EXERCISE INPUTS =>
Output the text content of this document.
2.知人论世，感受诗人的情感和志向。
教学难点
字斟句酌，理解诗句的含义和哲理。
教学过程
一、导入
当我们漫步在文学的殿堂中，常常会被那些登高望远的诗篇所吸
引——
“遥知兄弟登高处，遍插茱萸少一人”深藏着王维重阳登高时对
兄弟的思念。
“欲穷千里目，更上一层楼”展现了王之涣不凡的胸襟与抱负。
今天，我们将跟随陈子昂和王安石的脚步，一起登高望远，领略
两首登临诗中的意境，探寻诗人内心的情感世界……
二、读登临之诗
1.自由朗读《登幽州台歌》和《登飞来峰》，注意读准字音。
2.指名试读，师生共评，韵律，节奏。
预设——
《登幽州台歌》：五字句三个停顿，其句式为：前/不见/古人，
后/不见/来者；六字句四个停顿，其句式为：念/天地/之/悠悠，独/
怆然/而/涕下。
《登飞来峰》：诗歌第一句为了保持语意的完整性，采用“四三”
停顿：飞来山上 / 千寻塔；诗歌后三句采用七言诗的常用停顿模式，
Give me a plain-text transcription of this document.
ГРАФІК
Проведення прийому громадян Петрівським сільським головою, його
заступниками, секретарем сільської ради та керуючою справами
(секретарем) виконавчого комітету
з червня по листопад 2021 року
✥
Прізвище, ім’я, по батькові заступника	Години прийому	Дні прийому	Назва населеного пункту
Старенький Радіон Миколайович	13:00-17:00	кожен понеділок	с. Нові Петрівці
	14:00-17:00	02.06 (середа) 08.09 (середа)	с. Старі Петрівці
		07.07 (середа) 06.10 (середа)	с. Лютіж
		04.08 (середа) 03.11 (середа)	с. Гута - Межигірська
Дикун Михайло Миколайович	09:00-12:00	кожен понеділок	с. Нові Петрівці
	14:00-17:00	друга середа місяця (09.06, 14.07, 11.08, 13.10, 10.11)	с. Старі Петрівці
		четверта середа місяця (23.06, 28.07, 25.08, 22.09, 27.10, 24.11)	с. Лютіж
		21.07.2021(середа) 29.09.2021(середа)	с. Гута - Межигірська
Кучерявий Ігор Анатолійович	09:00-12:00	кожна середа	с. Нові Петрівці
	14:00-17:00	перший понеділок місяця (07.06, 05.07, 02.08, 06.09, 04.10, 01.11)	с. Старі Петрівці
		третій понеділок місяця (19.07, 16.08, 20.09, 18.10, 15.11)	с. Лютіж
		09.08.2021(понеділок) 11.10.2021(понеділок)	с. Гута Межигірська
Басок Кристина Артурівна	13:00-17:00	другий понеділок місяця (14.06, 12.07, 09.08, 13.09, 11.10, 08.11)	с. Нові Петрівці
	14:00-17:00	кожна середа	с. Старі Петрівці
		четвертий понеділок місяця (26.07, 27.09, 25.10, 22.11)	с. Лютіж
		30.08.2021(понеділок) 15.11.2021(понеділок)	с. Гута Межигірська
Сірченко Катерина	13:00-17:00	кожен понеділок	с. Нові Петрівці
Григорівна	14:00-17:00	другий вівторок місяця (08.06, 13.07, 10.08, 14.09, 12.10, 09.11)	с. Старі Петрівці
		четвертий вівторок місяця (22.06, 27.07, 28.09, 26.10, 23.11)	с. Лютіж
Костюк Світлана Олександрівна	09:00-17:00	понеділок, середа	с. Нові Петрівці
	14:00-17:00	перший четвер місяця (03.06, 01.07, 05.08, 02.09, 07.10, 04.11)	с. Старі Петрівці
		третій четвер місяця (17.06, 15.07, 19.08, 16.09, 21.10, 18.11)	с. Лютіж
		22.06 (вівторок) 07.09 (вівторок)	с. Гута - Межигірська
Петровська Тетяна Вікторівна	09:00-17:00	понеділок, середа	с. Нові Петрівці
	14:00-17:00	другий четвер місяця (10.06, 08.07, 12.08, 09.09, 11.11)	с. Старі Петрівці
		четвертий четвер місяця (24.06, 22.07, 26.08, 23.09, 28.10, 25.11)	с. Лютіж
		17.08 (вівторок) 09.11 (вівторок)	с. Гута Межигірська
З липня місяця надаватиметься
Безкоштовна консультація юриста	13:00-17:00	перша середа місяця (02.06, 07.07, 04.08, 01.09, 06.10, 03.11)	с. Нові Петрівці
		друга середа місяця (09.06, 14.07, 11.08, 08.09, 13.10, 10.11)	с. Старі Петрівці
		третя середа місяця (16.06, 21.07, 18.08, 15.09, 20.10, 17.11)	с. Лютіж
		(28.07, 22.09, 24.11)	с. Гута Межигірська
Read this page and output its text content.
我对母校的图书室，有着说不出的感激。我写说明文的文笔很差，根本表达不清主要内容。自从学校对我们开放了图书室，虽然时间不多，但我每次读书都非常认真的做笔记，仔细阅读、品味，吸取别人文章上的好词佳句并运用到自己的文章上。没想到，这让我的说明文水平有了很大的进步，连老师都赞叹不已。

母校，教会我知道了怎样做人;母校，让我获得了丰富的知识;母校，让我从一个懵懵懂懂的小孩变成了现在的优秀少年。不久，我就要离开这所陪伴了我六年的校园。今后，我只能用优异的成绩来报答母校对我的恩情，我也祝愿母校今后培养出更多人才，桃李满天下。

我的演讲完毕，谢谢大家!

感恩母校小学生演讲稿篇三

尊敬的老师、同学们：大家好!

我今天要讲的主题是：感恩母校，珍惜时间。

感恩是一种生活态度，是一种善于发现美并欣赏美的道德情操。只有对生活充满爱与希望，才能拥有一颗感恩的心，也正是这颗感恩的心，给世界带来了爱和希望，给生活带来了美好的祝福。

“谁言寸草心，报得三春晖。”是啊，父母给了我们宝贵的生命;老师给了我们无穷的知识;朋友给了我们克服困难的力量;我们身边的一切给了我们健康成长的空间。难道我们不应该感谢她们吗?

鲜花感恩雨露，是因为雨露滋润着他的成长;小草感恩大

STATED GOAL => Which lines in the listing above hold the word "this"? Show each of them.

EXERCISE RESPONSE =>
Output the text content of this document.
Give me a plain-text transcription of this document.
Read this page and output its text content.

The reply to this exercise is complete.